## Your objective
Give back a single number, the count of lines containing the word "this".

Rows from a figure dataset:
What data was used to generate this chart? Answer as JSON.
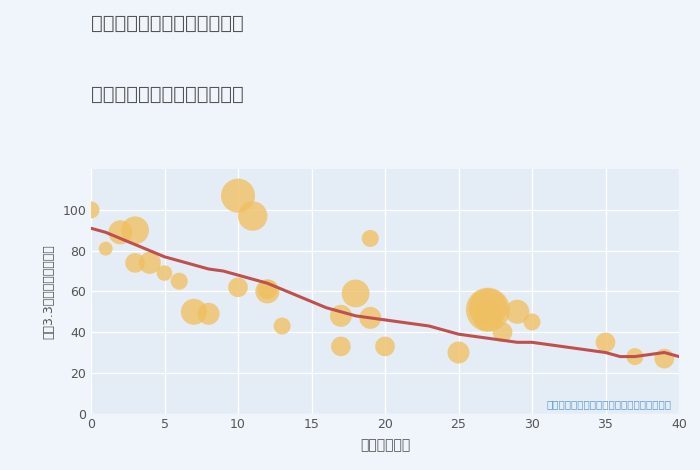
{
  "title_line1": "岐阜県加茂郡白川町水戸野の",
  "title_line2": "築年数別中古マンション価格",
  "xlabel": "築年数（年）",
  "ylabel": "坪（3.3㎡）単価（万円）",
  "annotation": "円の大きさは、取引のあった物件面積を示す",
  "fig_bg_color": "#f0f5fb",
  "plot_bg_color": "#e4ecf5",
  "scatter_color": "#f0c060",
  "line_color": "#c0504d",
  "title_color": "#555555",
  "annotation_color": "#5b9bd5",
  "grid_color": "#ffffff",
  "xlim": [
    0,
    40
  ],
  "ylim": [
    0,
    120
  ],
  "xticks": [
    0,
    5,
    10,
    15,
    20,
    25,
    30,
    35,
    40
  ],
  "yticks": [
    0,
    20,
    40,
    60,
    80,
    100
  ],
  "scatter_x": [
    0,
    1,
    2,
    3,
    3,
    4,
    5,
    6,
    7,
    8,
    10,
    10,
    11,
    12,
    12,
    13,
    17,
    17,
    18,
    19,
    19,
    20,
    25,
    27,
    27,
    27,
    28,
    29,
    30,
    35,
    37,
    39
  ],
  "scatter_y": [
    100,
    81,
    89,
    90,
    74,
    74,
    69,
    65,
    50,
    49,
    107,
    62,
    97,
    61,
    60,
    43,
    33,
    48,
    59,
    86,
    47,
    33,
    30,
    51,
    52,
    48,
    40,
    50,
    45,
    35,
    28,
    27
  ],
  "scatter_size": [
    30,
    20,
    60,
    80,
    40,
    50,
    25,
    30,
    70,
    50,
    120,
    40,
    90,
    40,
    60,
    30,
    40,
    50,
    80,
    30,
    50,
    40,
    50,
    200,
    150,
    100,
    40,
    60,
    30,
    40,
    30,
    40
  ],
  "line_x": [
    0,
    1,
    2,
    3,
    4,
    5,
    6,
    7,
    8,
    9,
    10,
    11,
    12,
    13,
    14,
    15,
    16,
    17,
    18,
    19,
    20,
    21,
    22,
    23,
    24,
    25,
    26,
    27,
    28,
    29,
    30,
    31,
    32,
    33,
    34,
    35,
    36,
    37,
    38,
    39,
    40
  ],
  "line_y": [
    91,
    89,
    86,
    83,
    80,
    77,
    75,
    73,
    71,
    70,
    68,
    66,
    64,
    61,
    58,
    55,
    52,
    50,
    48,
    47,
    46,
    45,
    44,
    43,
    41,
    39,
    38,
    37,
    36,
    35,
    35,
    34,
    33,
    32,
    31,
    30,
    28,
    28,
    29,
    30,
    28
  ]
}
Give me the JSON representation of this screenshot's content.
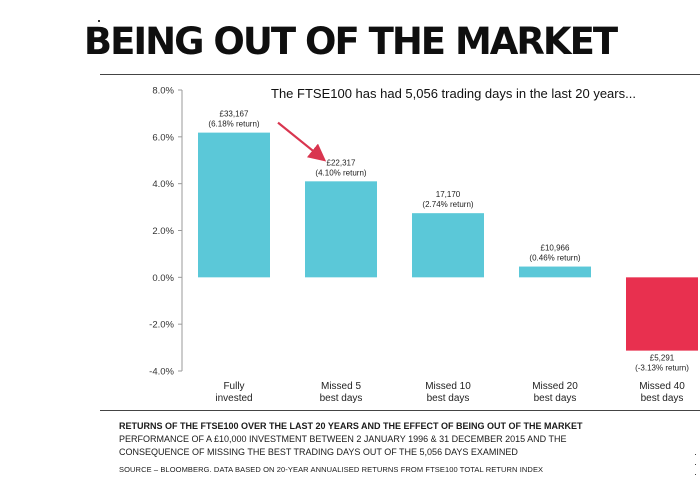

## Output
2